Return all lines in the material below that contain "laws".

Stored entries
_ _ _ _
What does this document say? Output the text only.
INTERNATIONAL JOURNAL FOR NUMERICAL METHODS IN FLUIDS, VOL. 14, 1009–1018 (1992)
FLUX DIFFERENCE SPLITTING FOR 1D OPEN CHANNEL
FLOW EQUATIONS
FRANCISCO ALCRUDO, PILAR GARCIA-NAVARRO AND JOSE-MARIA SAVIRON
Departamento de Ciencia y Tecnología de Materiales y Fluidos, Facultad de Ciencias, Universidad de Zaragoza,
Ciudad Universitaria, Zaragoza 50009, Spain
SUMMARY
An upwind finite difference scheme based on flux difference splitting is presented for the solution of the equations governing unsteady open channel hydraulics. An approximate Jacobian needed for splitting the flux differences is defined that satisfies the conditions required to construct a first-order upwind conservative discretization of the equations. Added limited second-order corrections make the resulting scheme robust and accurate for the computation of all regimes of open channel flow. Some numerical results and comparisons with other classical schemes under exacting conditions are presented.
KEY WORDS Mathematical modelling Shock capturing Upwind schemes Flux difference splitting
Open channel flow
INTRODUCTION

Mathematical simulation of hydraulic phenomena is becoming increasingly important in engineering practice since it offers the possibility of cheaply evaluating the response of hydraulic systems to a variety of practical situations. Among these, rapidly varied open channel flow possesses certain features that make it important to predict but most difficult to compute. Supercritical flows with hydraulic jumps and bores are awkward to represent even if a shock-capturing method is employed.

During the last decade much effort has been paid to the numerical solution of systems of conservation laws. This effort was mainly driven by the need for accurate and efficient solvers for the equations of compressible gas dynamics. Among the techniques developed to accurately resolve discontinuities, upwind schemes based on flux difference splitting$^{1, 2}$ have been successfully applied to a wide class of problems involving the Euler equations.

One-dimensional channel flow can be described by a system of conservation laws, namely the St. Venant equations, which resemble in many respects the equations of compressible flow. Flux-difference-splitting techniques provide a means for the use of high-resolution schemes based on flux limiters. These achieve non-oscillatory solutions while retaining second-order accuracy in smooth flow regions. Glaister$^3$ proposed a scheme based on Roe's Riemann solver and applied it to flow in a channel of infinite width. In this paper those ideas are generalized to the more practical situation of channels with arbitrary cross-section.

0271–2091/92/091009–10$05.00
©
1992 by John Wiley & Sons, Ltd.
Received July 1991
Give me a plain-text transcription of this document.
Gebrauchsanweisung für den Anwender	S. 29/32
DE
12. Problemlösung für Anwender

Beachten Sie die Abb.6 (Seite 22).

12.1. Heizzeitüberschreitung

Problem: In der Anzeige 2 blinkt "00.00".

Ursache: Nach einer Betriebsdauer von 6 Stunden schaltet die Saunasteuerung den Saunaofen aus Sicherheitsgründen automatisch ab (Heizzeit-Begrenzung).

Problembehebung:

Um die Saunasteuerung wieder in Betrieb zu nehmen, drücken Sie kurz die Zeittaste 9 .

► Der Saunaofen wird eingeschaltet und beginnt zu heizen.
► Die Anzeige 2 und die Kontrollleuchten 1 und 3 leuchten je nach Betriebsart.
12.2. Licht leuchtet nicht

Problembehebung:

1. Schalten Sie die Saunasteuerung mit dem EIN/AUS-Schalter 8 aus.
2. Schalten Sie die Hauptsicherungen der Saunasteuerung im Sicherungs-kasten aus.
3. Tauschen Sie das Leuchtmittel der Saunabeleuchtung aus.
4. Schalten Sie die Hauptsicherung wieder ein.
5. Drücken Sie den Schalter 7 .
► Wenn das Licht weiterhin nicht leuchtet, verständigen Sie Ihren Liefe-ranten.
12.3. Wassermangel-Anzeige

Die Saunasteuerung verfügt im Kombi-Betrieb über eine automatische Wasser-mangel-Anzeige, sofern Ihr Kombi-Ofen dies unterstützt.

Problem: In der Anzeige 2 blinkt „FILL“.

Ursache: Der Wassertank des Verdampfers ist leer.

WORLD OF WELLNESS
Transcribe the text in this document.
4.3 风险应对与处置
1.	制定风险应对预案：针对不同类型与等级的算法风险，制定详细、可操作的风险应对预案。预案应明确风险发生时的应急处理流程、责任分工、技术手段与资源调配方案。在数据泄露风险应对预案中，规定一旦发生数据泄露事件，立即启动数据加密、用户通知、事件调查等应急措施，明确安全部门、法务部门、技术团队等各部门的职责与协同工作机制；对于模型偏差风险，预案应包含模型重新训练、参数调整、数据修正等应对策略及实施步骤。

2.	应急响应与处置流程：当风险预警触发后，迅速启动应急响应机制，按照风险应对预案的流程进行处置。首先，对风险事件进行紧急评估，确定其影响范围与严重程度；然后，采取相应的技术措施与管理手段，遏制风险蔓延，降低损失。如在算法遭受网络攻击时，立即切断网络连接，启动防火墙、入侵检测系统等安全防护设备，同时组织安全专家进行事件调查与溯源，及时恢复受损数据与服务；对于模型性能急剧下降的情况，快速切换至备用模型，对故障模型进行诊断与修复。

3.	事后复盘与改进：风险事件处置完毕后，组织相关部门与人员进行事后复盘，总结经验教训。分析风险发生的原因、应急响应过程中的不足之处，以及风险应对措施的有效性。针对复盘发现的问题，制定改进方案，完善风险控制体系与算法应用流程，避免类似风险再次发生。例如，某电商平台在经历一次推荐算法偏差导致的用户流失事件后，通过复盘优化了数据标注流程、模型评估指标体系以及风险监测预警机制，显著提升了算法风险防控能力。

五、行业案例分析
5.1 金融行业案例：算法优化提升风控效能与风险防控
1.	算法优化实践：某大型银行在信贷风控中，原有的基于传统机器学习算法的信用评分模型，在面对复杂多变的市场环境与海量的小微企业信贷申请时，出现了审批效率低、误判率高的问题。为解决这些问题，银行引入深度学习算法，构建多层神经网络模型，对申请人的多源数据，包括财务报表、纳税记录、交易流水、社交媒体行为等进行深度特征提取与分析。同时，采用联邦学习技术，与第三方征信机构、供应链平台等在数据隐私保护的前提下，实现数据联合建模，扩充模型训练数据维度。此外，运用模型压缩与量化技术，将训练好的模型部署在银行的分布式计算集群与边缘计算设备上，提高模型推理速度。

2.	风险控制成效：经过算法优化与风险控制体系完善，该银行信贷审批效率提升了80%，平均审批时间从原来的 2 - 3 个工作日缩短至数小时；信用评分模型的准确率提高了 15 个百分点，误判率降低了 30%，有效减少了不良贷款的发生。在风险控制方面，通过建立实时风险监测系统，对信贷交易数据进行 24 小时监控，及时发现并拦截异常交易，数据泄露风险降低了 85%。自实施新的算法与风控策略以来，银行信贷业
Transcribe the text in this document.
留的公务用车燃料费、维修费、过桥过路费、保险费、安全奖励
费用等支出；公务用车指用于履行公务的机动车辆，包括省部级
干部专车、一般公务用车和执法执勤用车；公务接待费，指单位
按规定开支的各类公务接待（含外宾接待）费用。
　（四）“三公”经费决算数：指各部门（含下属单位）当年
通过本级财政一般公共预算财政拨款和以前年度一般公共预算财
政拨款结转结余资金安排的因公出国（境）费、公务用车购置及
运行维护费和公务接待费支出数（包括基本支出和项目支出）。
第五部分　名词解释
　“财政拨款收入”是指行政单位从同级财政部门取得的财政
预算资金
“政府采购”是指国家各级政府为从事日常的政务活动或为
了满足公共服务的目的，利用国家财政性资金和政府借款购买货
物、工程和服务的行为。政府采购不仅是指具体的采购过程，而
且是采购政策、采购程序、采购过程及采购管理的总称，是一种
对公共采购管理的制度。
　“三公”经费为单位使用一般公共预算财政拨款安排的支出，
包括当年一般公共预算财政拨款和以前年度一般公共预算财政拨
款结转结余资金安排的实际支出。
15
_ _ _ _
- _ANSWER_:
During the last decade much effort has been paid to the numerical solution of systems of conservation laws. This effort was mainly driven by the need for accurate and efficient solvers for the equations of compressible gas dynamics. Among the techniques developed to accurately resolve discontinuities, upwind schemes based on flux difference splitting$^{1, 2}$ have been successfully applied to a wide class of problems involving the Euler equations.
One-dimensional channel flow can be described by a system of conservation laws, namely the St. Venant equations, which resemble in many respects the equations of compressible flow. Flux-difference-splitting techniques provide a means for the use of high-resolution schemes based on flux limiters. These achieve non-oscillatory solutions while retaining second-order accuracy in smooth flow regions. Glaister$^3$ proposed a scheme based on Roe's Riemann solver and applied it to flow in a channel of infinite width. In this paper those ideas are generalized to the more practical situation of channels with arbitrary cross-section.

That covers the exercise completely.